:: DATA SUPPLIED

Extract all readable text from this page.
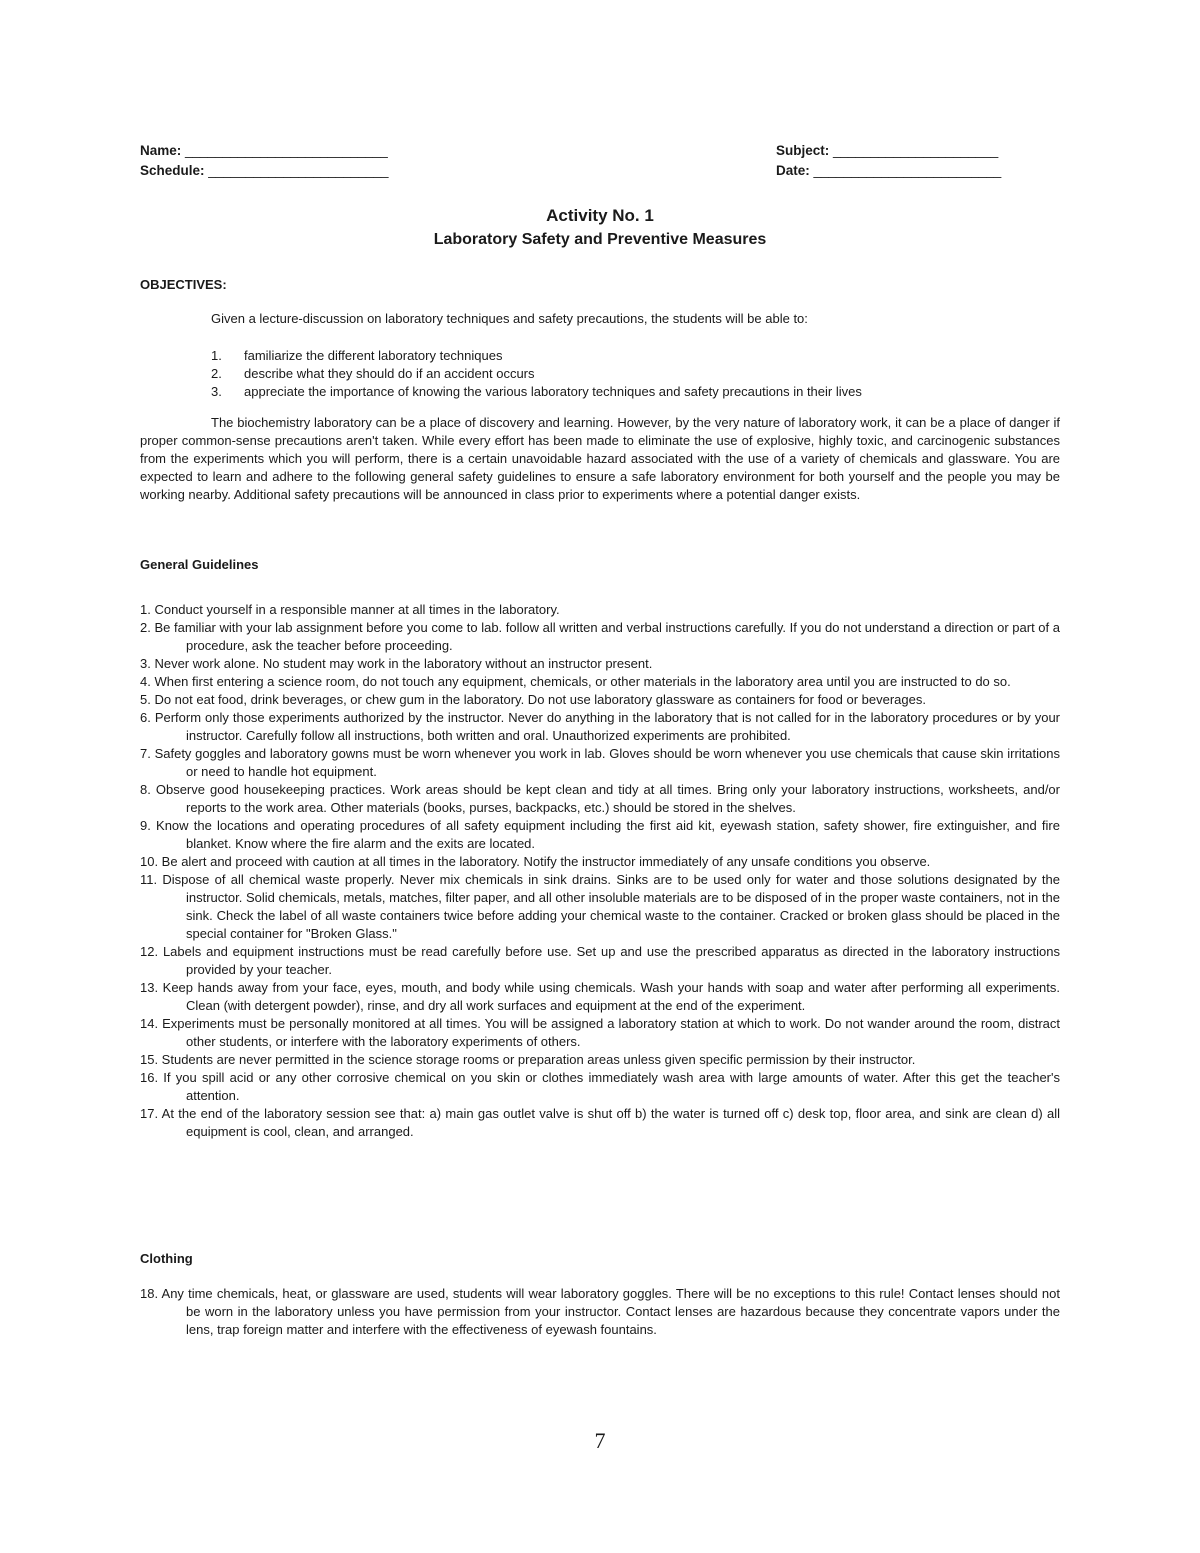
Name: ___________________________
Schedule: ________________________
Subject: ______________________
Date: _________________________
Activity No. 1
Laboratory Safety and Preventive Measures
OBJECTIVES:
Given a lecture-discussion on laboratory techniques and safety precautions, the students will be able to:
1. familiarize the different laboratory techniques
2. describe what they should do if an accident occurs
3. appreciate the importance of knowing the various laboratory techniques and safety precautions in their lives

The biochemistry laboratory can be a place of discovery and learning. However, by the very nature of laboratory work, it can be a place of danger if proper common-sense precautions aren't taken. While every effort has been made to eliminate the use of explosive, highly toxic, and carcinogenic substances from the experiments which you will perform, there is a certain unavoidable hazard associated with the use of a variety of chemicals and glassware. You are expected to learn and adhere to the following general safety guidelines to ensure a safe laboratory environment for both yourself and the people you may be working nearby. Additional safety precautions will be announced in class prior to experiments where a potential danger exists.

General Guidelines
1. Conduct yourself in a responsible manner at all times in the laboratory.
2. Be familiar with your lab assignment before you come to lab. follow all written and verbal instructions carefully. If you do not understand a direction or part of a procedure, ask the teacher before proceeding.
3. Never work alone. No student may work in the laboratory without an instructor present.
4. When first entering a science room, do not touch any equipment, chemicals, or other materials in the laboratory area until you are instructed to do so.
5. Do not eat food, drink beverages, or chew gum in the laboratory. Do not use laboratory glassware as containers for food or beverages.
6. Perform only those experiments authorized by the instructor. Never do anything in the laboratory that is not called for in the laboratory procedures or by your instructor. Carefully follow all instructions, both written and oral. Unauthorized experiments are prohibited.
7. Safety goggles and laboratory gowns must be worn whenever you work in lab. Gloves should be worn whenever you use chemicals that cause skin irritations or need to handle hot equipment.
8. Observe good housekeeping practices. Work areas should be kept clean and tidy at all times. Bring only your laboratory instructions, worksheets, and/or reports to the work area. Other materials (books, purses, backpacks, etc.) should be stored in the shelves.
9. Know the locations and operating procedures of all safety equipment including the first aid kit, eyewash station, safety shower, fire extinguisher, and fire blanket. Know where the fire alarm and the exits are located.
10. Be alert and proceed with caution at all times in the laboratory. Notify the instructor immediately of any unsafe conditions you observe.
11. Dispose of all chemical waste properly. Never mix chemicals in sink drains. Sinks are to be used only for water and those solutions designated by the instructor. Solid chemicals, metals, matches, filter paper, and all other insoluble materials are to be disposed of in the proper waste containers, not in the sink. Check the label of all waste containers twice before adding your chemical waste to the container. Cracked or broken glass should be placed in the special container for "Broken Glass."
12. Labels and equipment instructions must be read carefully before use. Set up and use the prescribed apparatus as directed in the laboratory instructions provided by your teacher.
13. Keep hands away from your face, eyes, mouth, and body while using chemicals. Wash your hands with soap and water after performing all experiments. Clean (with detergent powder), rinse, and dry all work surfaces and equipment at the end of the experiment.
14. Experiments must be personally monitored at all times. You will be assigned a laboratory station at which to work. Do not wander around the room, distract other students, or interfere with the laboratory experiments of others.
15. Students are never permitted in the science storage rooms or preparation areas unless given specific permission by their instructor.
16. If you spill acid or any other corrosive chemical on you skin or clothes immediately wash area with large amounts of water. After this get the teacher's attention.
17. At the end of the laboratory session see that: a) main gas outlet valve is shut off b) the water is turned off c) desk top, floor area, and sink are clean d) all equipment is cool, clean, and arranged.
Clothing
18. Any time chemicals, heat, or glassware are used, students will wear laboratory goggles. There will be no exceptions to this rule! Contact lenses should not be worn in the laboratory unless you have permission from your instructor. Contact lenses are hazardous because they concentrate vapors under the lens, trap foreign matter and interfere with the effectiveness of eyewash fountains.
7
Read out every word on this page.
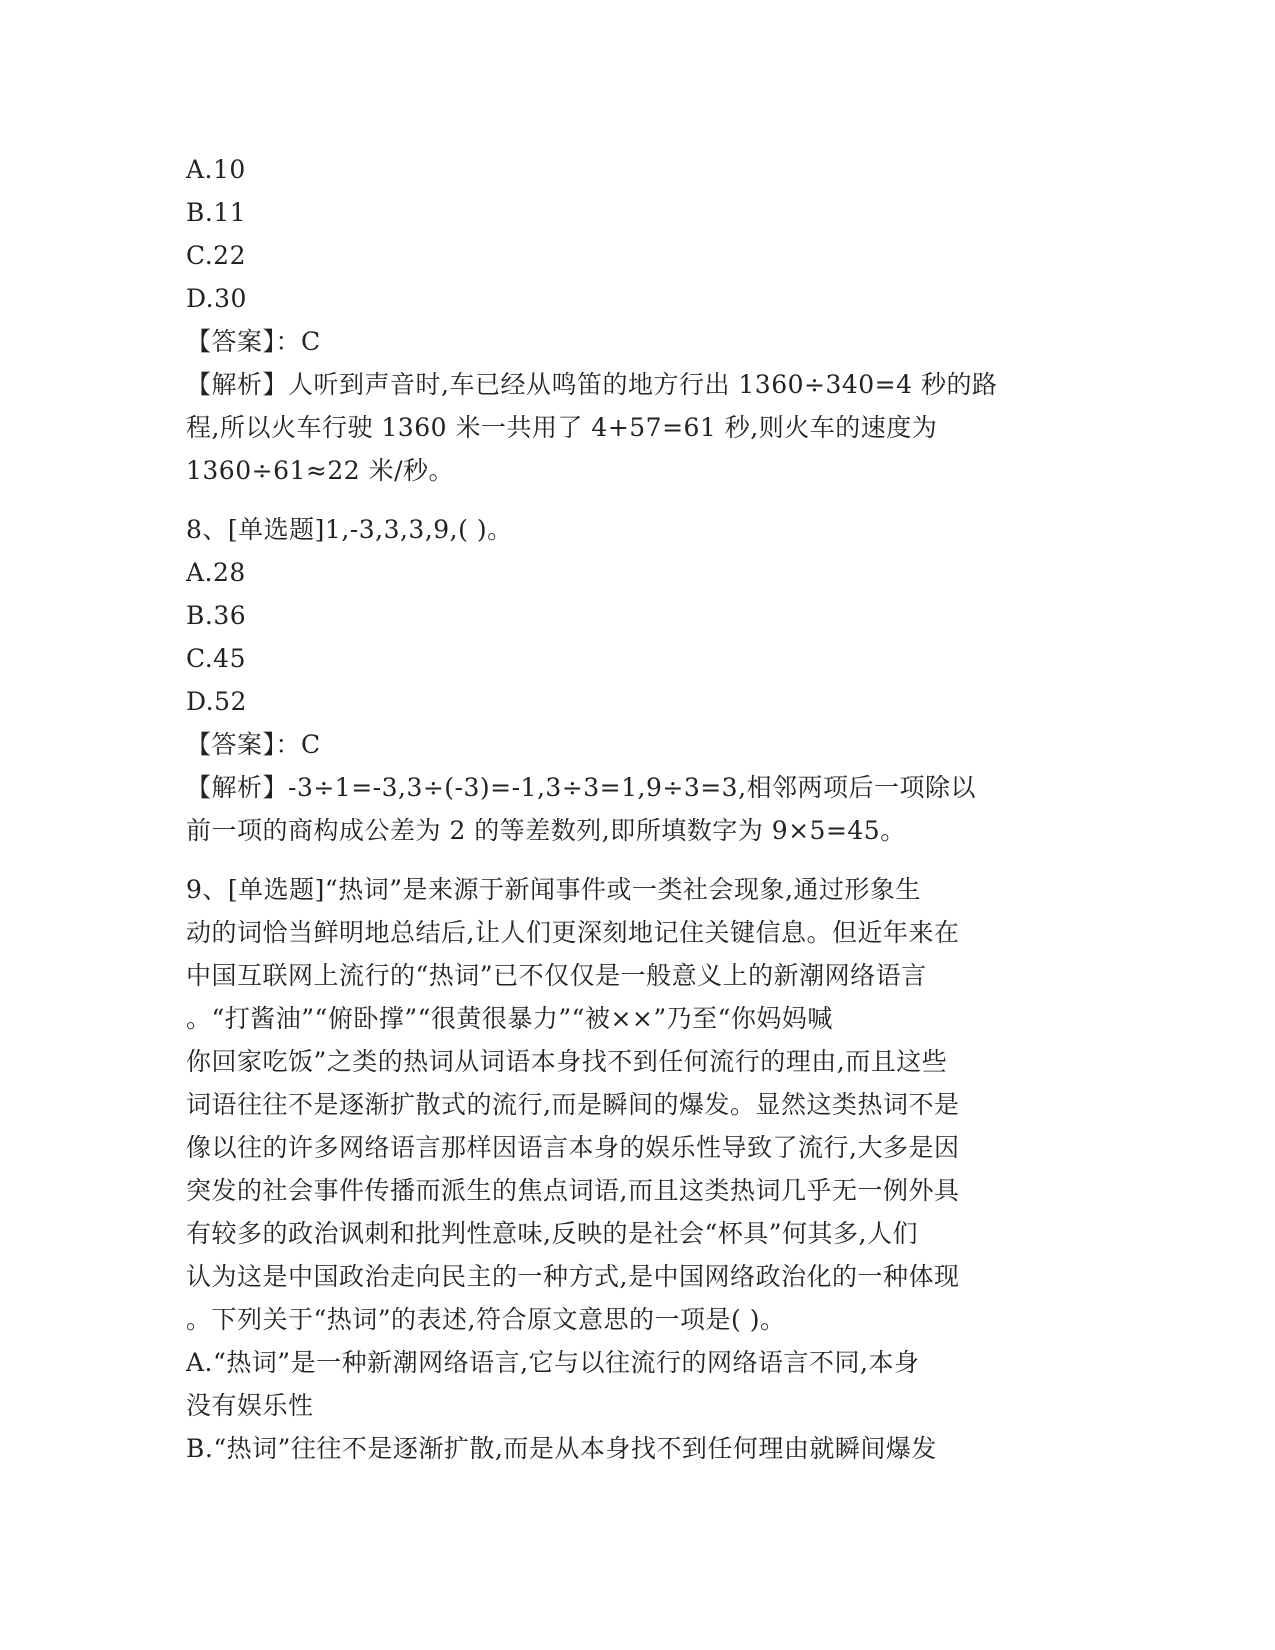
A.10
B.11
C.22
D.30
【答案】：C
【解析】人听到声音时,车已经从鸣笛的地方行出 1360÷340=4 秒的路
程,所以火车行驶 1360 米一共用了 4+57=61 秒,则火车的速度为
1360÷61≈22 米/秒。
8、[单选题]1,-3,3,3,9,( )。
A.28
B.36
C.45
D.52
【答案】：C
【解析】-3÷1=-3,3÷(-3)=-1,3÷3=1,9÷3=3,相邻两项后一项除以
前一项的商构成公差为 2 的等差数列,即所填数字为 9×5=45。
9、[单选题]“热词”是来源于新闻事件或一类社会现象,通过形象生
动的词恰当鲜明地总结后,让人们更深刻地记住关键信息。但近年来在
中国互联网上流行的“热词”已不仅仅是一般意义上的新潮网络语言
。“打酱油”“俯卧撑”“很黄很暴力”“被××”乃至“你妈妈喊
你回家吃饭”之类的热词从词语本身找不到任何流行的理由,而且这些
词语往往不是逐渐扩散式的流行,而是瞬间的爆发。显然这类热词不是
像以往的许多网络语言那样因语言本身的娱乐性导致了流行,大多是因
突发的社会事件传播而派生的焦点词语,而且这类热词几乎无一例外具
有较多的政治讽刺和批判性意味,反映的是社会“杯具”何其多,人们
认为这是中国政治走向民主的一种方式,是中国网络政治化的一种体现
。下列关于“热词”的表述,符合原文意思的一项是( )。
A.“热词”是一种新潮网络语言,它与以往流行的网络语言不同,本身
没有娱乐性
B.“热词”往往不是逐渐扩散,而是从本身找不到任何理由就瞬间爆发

::::

Restate each entry word for word, leaving out any pictures.

Extract all readable text from this page.
Name: ___________________________
Schedule: ________________________
Subject: ______________________
Date: _________________________
Activity No. 1
Laboratory Safety and Preventive Measures
OBJECTIVES:
Given a lecture-discussion on laboratory techniques and safety precautions, the students will be able to:
1. familiarize the different laboratory techniques
2. describe what they should do if an accident occurs
3. appreciate the importance of knowing the various laboratory techniques and safety precautions in their lives

The biochemistry laboratory can be a place of discovery and learning. However, by the very nature of laboratory work, it can be a place of danger if proper common-sense precautions aren't taken. While every effort has been made to eliminate the use of explosive, highly toxic, and carcinogenic substances from the experiments which you will perform, there is a certain unavoidable hazard associated with the use of a variety of chemicals and glassware. You are expected to learn and adhere to the following general safety guidelines to ensure a safe laboratory environment for both yourself and the people you may be working nearby. Additional safety precautions will be announced in class prior to experiments where a potential danger exists.

General Guidelines
1. Conduct yourself in a responsible manner at all times in the laboratory.
2. Be familiar with your lab assignment before you come to lab. follow all written and verbal instructions carefully. If you do not understand a direction or part of a procedure, ask the teacher before proceeding.
3. Never work alone. No student may work in the laboratory without an instructor present.
4. When first entering a science room, do not touch any equipment, chemicals, or other materials in the laboratory area until you are instructed to do so.
5. Do not eat food, drink beverages, or chew gum in the laboratory. Do not use laboratory glassware as containers for food or beverages.
6. Perform only those experiments authorized by the instructor. Never do anything in the laboratory that is not called for in the laboratory procedures or by your instructor. Carefully follow all instructions, both written and oral. Unauthorized experiments are prohibited.
7. Safety goggles and laboratory gowns must be worn whenever you work in lab. Gloves should be worn whenever you use chemicals that cause skin irritations or need to handle hot equipment.
8. Observe good housekeeping practices. Work areas should be kept clean and tidy at all times. Bring only your laboratory instructions, worksheets, and/or reports to the work area. Other materials (books, purses, backpacks, etc.) should be stored in the shelves.
9. Know the locations and operating procedures of all safety equipment including the first aid kit, eyewash station, safety shower, fire extinguisher, and fire blanket. Know where the fire alarm and the exits are located.
10. Be alert and proceed with caution at all times in the laboratory. Notify the instructor immediately of any unsafe conditions you observe.
11. Dispose of all chemical waste properly. Never mix chemicals in sink drains. Sinks are to be used only for water and those solutions designated by the instructor. Solid chemicals, metals, matches, filter paper, and all other insoluble materials are to be disposed of in the proper waste containers, not in the sink. Check the label of all waste containers twice before adding your chemical waste to the container. Cracked or broken glass should be placed in the special container for "Broken Glass."
12. Labels and equipment instructions must be read carefully before use. Set up and use the prescribed apparatus as directed in the laboratory instructions provided by your teacher.
13. Keep hands away from your face, eyes, mouth, and body while using chemicals. Wash your hands with soap and water after performing all experiments. Clean (with detergent powder), rinse, and dry all work surfaces and equipment at the end of the experiment.
14. Experiments must be personally monitored at all times. You will be assigned a laboratory station at which to work. Do not wander around the room, distract other students, or interfere with the laboratory experiments of others.
15. Students are never permitted in the science storage rooms or preparation areas unless given specific permission by their instructor.
16. If you spill acid or any other corrosive chemical on you skin or clothes immediately wash area with large amounts of water. After this get the teacher's attention.
17. At the end of the laboratory session see that: a) main gas outlet valve is shut off b) the water is turned off c) desk top, floor area, and sink are clean d) all equipment is cool, clean, and arranged.
Clothing
18. Any time chemicals, heat, or glassware are used, students will wear laboratory goggles. There will be no exceptions to this rule! Contact lenses should not be worn in the laboratory unless you have permission from your instructor. Contact lenses are hazardous because they concentrate vapors under the lens, trap foreign matter and interfere with the effectiveness of eyewash fountains.
7
Read out every word on this page.
A.10
B.11
C.22
D.30
【答案】：C
【解析】人听到声音时,车已经从鸣笛的地方行出 1360÷340=4 秒的路
程,所以火车行驶 1360 米一共用了 4+57=61 秒,则火车的速度为
1360÷61≈22 米/秒。
8、[单选题]1,-3,3,3,9,( )。
A.28
B.36
C.45
D.52
【答案】：C
【解析】-3÷1=-3,3÷(-3)=-1,3÷3=1,9÷3=3,相邻两项后一项除以
前一项的商构成公差为 2 的等差数列,即所填数字为 9×5=45。
9、[单选题]“热词”是来源于新闻事件或一类社会现象,通过形象生
动的词恰当鲜明地总结后,让人们更深刻地记住关键信息。但近年来在
中国互联网上流行的“热词”已不仅仅是一般意义上的新潮网络语言
。“打酱油”“俯卧撑”“很黄很暴力”“被××”乃至“你妈妈喊
你回家吃饭”之类的热词从词语本身找不到任何流行的理由,而且这些
词语往往不是逐渐扩散式的流行,而是瞬间的爆发。显然这类热词不是
像以往的许多网络语言那样因语言本身的娱乐性导致了流行,大多是因
突发的社会事件传播而派生的焦点词语,而且这类热词几乎无一例外具
有较多的政治讽刺和批判性意味,反映的是社会“杯具”何其多,人们
认为这是中国政治走向民主的一种方式,是中国网络政治化的一种体现
。下列关于“热词”的表述,符合原文意思的一项是( )。
A.“热词”是一种新潮网络语言,它与以往流行的网络语言不同,本身
没有娱乐性
B.“热词”往往不是逐渐扩散,而是从本身找不到任何理由就瞬间爆发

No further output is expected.